▶ **What to work on**: Return all the entries exactly, keeping pictures out.

▶ **Entries shown**:
====
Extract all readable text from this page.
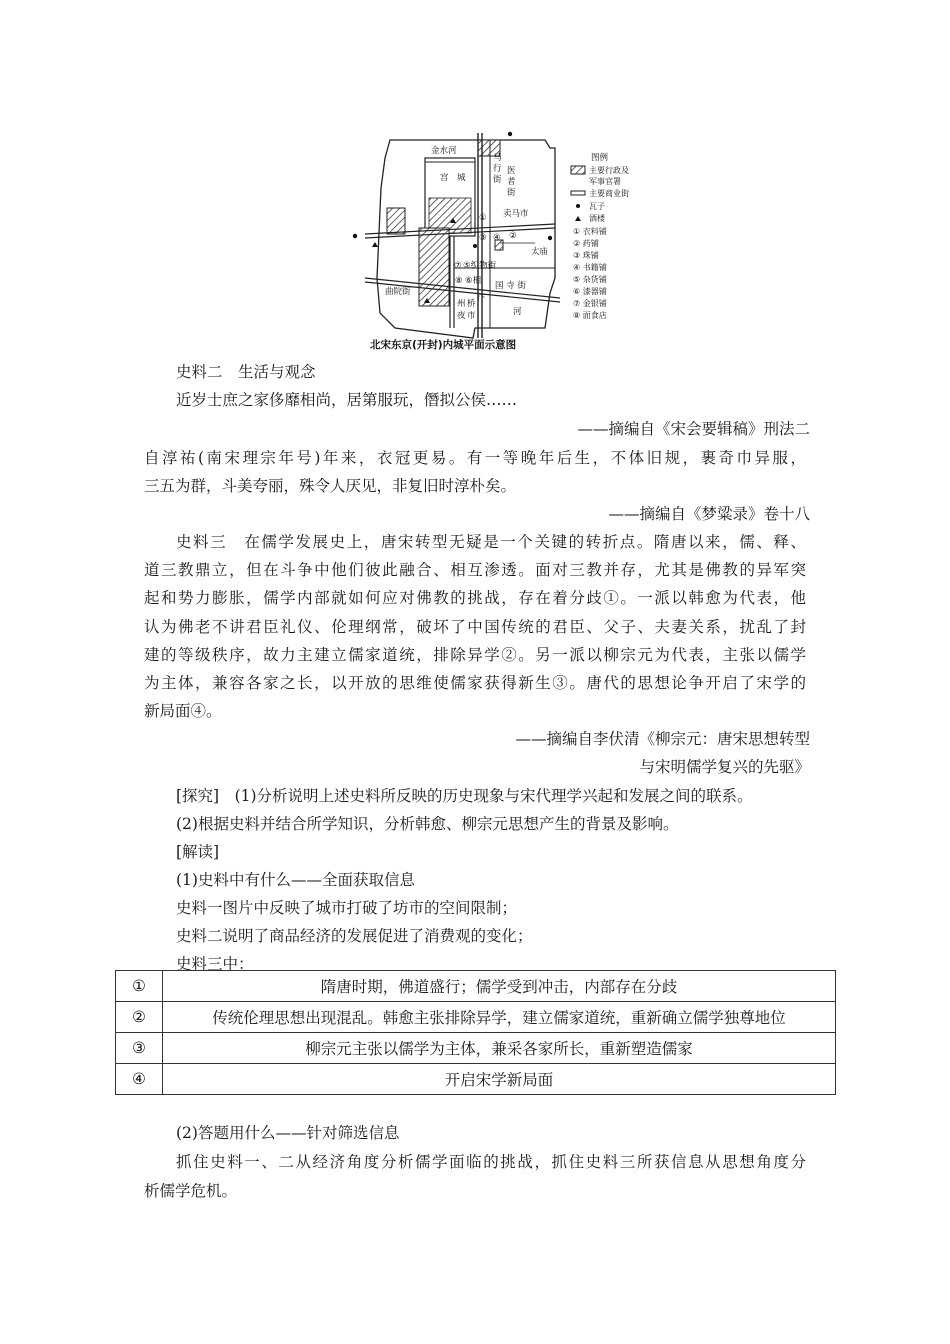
金水河
宫 城
马
行
街
医
者
街
卖马市
太庙
⑤织物街
⑥相 国 寺 街
汴
河
曲院街
州 桥
夜 市
①
②
③ ④
⑦
⑧
图例
主要行政及
军事官署
主要商业街
瓦子
酒楼
① 衣料铺
② 药铺
③ 珠铺
④ 书籍铺
⑤ 杂货铺
⑥ 漆器铺
⑦ 金银铺
⑧ 面食店
北宋东京(开封)内城平面示意图
史料二　生活与观念
近岁士庶之家侈靡相尚，居第服玩，僭拟公侯……
——摘编自《宋会要辑稿》刑法二
自淳祐(南宋理宗年号)年来，衣冠更易。有一等晚年后生，不体旧规，裹奇巾异服，
三五为群，斗美夸丽，殊令人厌见，非复旧时淳朴矣。
——摘编自《梦粱录》卷十八
史料三　在儒学发展史上，唐宋转型无疑是一个关键的转折点。隋唐以来，儒、释、
道三教鼎立，但在斗争中他们彼此融合、相互渗透。面对三教并存，尤其是佛教的异军突
起和势力膨胀，儒学内部就如何应对佛教的挑战，存在着分歧①。一派以韩愈为代表，他
认为佛老不讲君臣礼仪、伦理纲常，破坏了中国传统的君臣、父子、夫妻关系，扰乱了封
建的等级秩序，故力主建立儒家道统，排除异学②。另一派以柳宗元为代表，主张以儒学
为主体，兼容各家之长，以开放的思维使儒家获得新生③。唐代的思想论争开启了宋学的
新局面④。
——摘编自李伏清《柳宗元：唐宋思想转型
与宋明儒学复兴的先驱》
[探究]　(1)分析说明上述史料所反映的历史现象与宋代理学兴起和发展之间的联系。
(2)根据史料并结合所学知识，分析韩愈、柳宗元思想产生的背景及影响。
[解读]
(1)史料中有什么——全面获取信息
史料一图片中反映了城市打破了坊市的空间限制；
史料二说明了商品经济的发展促进了消费观的变化；
史料三中：
①	隋唐时期，佛道盛行；儒学受到冲击，内部存在分歧
②	传统伦理思想出现混乱。韩愈主张排除异学，建立儒家道统，重新确立儒学独尊地位
③	柳宗元主张以儒学为主体，兼采各家所长，重新塑造儒家
④	开启宋学新局面
(2)答题用什么——针对筛选信息
抓住史料一、二从经济角度分析儒学面临的挑战，抓住史料三所获信息从思想角度分
析儒学危机。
====
▶ **Worked answer**:
Extract all readable text from this page.
金水河
宫 城
马
行
街
医
者
街
卖马市
太庙
⑤织物街
⑥相 国 寺 街
汴
河
曲院街
州 桥
夜 市
①
②
③ ④
⑦
⑧
图例
主要行政及
军事官署
主要商业街
瓦子
酒楼
① 衣料铺
② 药铺
③ 珠铺
④ 书籍铺
⑤ 杂货铺
⑥ 漆器铺
⑦ 金银铺
⑧ 面食店
北宋东京(开封)内城平面示意图
史料二　生活与观念
近岁士庶之家侈靡相尚，居第服玩，僭拟公侯……
——摘编自《宋会要辑稿》刑法二
自淳祐(南宋理宗年号)年来，衣冠更易。有一等晚年后生，不体旧规，裹奇巾异服，
三五为群，斗美夸丽，殊令人厌见，非复旧时淳朴矣。
——摘编自《梦粱录》卷十八
史料三　在儒学发展史上，唐宋转型无疑是一个关键的转折点。隋唐以来，儒、释、
道三教鼎立，但在斗争中他们彼此融合、相互渗透。面对三教并存，尤其是佛教的异军突
起和势力膨胀，儒学内部就如何应对佛教的挑战，存在着分歧①。一派以韩愈为代表，他
认为佛老不讲君臣礼仪、伦理纲常，破坏了中国传统的君臣、父子、夫妻关系，扰乱了封
建的等级秩序，故力主建立儒家道统，排除异学②。另一派以柳宗元为代表，主张以儒学
为主体，兼容各家之长，以开放的思维使儒家获得新生③。唐代的思想论争开启了宋学的
新局面④。
——摘编自李伏清《柳宗元：唐宋思想转型
与宋明儒学复兴的先驱》
[探究]　(1)分析说明上述史料所反映的历史现象与宋代理学兴起和发展之间的联系。
(2)根据史料并结合所学知识，分析韩愈、柳宗元思想产生的背景及影响。
[解读]
(1)史料中有什么——全面获取信息
史料一图片中反映了城市打破了坊市的空间限制；
史料二说明了商品经济的发展促进了消费观的变化；
史料三中：
①	隋唐时期，佛道盛行；儒学受到冲击，内部存在分歧
②	传统伦理思想出现混乱。韩愈主张排除异学，建立儒家道统，重新确立儒学独尊地位
③	柳宗元主张以儒学为主体，兼采各家所长，重新塑造儒家
④	开启宋学新局面
(2)答题用什么——针对筛选信息
抓住史料一、二从经济角度分析儒学面临的挑战，抓住史料三所获信息从思想角度分
析儒学危机。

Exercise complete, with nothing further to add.